:: WHAT THE TASK REQUIRES ::
Determine the number of lines containing the word "ordinates", and state that figure alone.

:: AVAILABLE DATA ::
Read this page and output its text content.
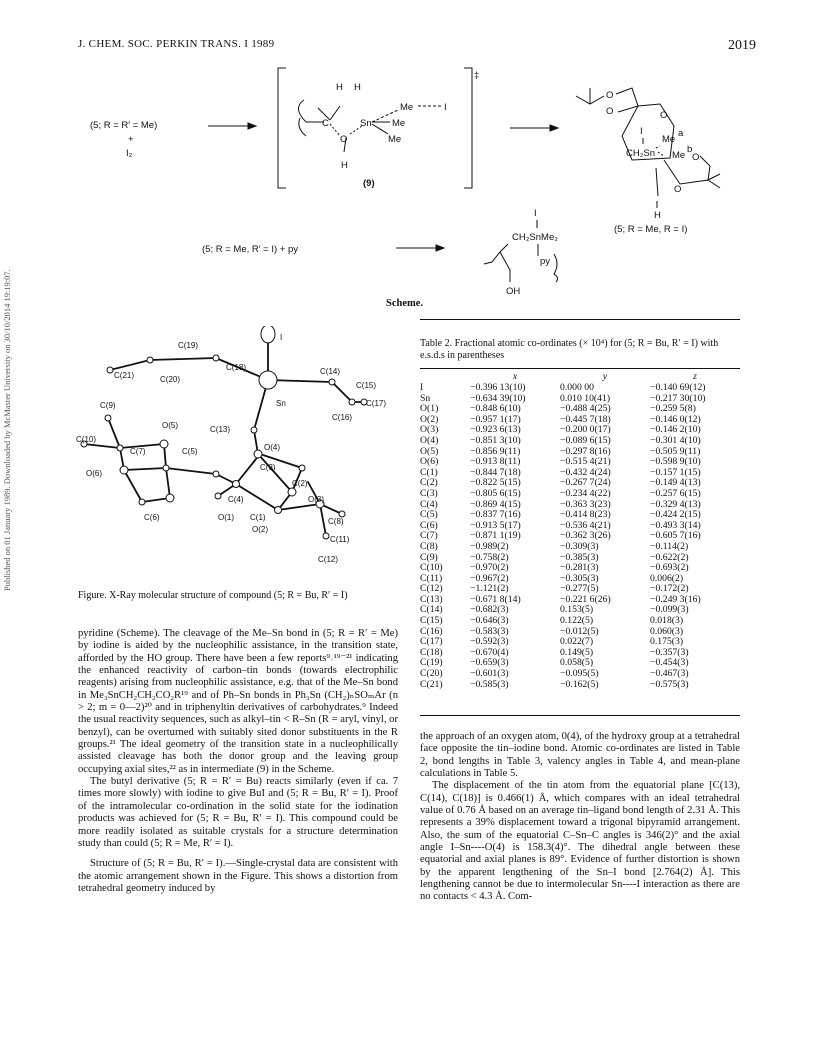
Published on 01 January 1989. Downloaded by McMaster University on 30/10/2014 19:19:07.
J. CHEM. SOC. PERKIN TRANS. I 1989	2019
(5; R = R′ = Me)
+
I₂
‡
(9)
H H
C
O
H
Sn
Me
Me
Me
I
O
O	O
O
O
I
Me
a
Me
b
CH₂Sn
H
(5; R = Me, R = I)
(5; R = Me, R′ = I) + py
I
CH₂SnMe₂
py
OH
Scheme.
C(19)
C(18)
I
C(21)	C(20)
Sn
C(14)
C(15)
C(17)
C(16)
C(9)
C(13)
O(4)
O(5)
C(3)
C(10)
C(7)	C(5)
C(2)
O(6)
C(4)	O(3)
C(6)	O(1) C(1)	C(8)
O(2)
C(11)
C(12)
Figure. X-Ray molecular structure of compound (5; R = Bu, R′ = I)
Table 2. Fractional atomic co-ordinates (× 10⁴) for (5; R = Bu, R′ = I) with e.s.d.s in parentheses
	x	y	z
I	−0.396 13(10)	0.000 00	−0.140 69(12)
Sn	−0.634 39(10)	0.010 10(41)	−0.217 30(10)
O(1)	−0.848 6(10)	−0.488 4(25)	−0.259 5(8)
O(2)	−0.957 1(17)	−0.445 7(18)	−0.146 0(12)
O(3)	−0.923 6(13)	−0.200 0(17)	−0.146 2(10)
O(4)	−0.851 3(10)	−0.089 6(15)	−0.301 4(10)
O(5)	−0.856 9(11)	−0.297 8(16)	−0.505 9(11)
O(6)	−0.913 8(11)	−0.515 4(21)	−0.598 9(10)
C(1)	−0.844 7(18)	−0.432 4(24)	−0.157 1(15)
C(2)	−0.822 5(15)	−0.267 7(24)	−0.149 4(13)
C(3)	−0.805 6(15)	−0.234 4(22)	−0.257 6(15)
C(4)	−0.869 4(15)	−0.363 3(23)	−0.329 4(13)
C(5)	−0.837 7(16)	−0.414 8(23)	−0.424 2(15)
C(6)	−0.913 5(17)	−0.536 4(21)	−0.493 3(14)
C(7)	−0.871 1(19)	−0.362 3(26)	−0.605 7(16)
C(8)	−0.989(2)	−0.309(3)	−0.114(2)
C(9)	−0.758(2)	−0.385(3)	−0.622(2)
C(10)	−0.970(2)	−0.281(3)	−0.693(2)
C(11)	−0.967(2)	−0.305(3)	0.006(2)
C(12)	−1.121(2)	−0.277(5)	−0.172(2)
C(13)	−0.671 8(14)	−0.221 6(26)	−0.249 3(16)
C(14)	−0.682(3)	0.153(5)	−0.099(3)
C(15)	−0.646(3)	0.122(5)	0.018(3)
C(16)	−0.583(3)	−0.012(5)	0.060(3)
C(17)	−0.592(3)	0.022(7)	0.175(3)
C(18)	−0.670(4)	0.149(5)	−0.357(3)
C(19)	−0.659(3)	0.058(5)	−0.454(3)
C(20)	−0.601(3)	−0.095(5)	−0.467(3)
C(21)	−0.585(3)	−0.162(5)	−0.575(3)

pyridine (Scheme). The cleavage of the Me–Sn bond in (5; R = R′ = Me) by iodine is aided by the nucleophilic assistance, in the transition state, afforded by the HO group. There have been a few reports⁹˒¹⁹⁻²¹ indicating the enhanced reactivity of carbon–tin bonds (towards electrophilic reagents) arising from nucleophilic assistance, e.g. that of the Me–Sn bond in Me₃SnCH₂CH₂CO₂R¹⁹ and of Ph–Sn bonds in Ph₃Sn (CH₂)ₙSOₘAr (n > 2; m = 0—2)²⁰ and in triphenyltin derivatives of carbohydrates.⁹ Indeed the usual reactivity sequences, such as alkyl–tin < R–Sn (R = aryl, vinyl, or benzyl), can be overturned with suitably sited donor substituents in the R groups.²¹ The ideal geometry of the transition state in a nucleophilically assisted cleavage has both the donor group and the leaving group occupying axial sites,²² as in intermediate (9) in the Scheme.

The butyl derivative (5; R = R′ = Bu) reacts similarly (even if ca. 7 times more slowly) with iodine to give BuI and (5; R = Bu, R′ = I). Proof of the intramolecular co-ordination in the solid state for the iodination products was achieved for (5; R = Bu, R′ = I). This compound could be more readily isolated as suitable crystals for a structure determination study than could (5; R = Me, R′ = I).

Structure of (5; R = Bu, R′ = I).—Single-crystal data are consistent with the atomic arrangement shown in the Figure. This shows a distortion from tetrahedral geometry induced by

the approach of an oxygen atom, 0(4), of the hydroxy group at a tetrahedral face opposite the tin–iodine bond. Atomic co-ordinates are listed in Table 2, bond lengths in Table 3, valency angles in Table 4, and mean-plane calculations in Table 5.

The displacement of the tin atom from the equatorial plane [C(13), C(14), C(18)] is 0.466(1) Å, which compares with an ideal tetrahedral value of 0.76 Å based on an average tin–ligand bond length of 2.31 Å. This represents a 39% displacement toward a trigonal bipyramid arrangement. Also, the sum of the equatorial C–Sn–C angles is 346(2)° and the axial angle I–Sn----O(4) is 158.3(4)°. The dihedral angle between these equatorial and axial planes is 89°. Evidence of further distortion is shown by the apparent lengthening of the Sn–I bond [2.764(2) Å]. This lengthening cannot be due to intermolecular Sn----I interaction as there are no contacts < 4.3 Å. Com-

:: CORRECT ANSWER ::
2